— EXERCISE BRIEF —
Go through the material and pull out every line with the string "only" in it.

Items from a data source
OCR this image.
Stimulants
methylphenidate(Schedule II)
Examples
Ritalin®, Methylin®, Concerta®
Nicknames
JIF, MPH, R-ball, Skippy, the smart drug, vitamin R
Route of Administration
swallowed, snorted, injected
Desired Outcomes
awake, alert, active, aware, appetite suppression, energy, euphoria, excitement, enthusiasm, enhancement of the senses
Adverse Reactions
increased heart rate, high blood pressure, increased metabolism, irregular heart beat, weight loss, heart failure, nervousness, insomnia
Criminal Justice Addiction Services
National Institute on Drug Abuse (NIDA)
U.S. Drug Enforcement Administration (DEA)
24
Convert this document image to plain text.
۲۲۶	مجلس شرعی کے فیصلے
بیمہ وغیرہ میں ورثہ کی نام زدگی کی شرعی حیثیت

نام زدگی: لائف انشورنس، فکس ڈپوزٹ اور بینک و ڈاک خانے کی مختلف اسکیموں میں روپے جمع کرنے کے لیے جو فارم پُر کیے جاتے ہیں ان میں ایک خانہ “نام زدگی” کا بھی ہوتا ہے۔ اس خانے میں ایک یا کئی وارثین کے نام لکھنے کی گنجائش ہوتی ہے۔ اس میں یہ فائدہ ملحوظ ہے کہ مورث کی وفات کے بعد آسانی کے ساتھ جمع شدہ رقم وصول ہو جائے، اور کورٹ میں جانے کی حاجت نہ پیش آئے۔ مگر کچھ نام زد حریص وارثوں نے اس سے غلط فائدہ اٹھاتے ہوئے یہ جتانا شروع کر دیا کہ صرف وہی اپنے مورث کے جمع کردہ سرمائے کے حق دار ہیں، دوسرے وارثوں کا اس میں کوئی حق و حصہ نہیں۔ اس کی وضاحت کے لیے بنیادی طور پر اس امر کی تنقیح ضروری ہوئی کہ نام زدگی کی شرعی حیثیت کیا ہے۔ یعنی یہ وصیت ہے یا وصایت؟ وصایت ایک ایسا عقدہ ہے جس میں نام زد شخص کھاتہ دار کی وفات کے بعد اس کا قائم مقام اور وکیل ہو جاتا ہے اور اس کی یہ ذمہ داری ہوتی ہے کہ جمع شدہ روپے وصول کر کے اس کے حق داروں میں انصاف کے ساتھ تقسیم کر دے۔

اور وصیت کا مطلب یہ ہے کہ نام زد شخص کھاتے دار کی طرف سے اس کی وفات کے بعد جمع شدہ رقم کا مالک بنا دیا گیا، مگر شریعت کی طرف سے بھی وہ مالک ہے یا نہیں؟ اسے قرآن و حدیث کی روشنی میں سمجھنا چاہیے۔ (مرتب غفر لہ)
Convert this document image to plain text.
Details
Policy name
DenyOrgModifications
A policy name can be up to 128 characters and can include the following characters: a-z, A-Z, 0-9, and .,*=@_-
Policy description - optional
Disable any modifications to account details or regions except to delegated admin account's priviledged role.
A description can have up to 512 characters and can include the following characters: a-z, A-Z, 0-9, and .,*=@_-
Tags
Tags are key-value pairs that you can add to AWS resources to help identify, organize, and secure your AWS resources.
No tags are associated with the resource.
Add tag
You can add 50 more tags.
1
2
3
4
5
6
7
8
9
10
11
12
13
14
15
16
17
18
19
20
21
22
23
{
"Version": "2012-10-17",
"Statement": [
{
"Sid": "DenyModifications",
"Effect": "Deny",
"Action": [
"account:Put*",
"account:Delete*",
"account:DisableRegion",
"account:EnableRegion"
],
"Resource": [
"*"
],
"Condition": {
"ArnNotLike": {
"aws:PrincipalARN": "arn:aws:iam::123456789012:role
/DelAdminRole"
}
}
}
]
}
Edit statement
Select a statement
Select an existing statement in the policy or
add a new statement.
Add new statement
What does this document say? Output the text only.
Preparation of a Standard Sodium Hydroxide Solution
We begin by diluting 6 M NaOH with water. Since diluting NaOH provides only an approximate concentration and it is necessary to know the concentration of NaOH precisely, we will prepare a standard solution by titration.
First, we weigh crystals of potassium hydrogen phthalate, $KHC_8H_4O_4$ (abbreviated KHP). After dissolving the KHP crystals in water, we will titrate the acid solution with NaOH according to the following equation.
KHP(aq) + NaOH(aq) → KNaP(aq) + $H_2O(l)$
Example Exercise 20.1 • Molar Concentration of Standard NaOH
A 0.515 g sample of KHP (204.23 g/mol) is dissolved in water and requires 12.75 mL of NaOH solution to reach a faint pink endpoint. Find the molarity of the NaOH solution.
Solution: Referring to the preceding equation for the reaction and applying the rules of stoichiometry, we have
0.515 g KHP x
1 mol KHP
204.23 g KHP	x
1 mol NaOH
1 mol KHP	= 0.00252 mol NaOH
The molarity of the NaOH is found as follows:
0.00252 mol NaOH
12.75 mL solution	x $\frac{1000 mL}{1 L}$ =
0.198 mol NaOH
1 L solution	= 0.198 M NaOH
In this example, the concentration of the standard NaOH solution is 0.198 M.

— WRITTEN ANSWER —
What does this document say? Output the text only.
We begin by diluting 6 M NaOH with water. Since diluting NaOH provides only an approximate concentration and it is necessary to know the concentration of NaOH precisely, we will prepare a standard solution by titration.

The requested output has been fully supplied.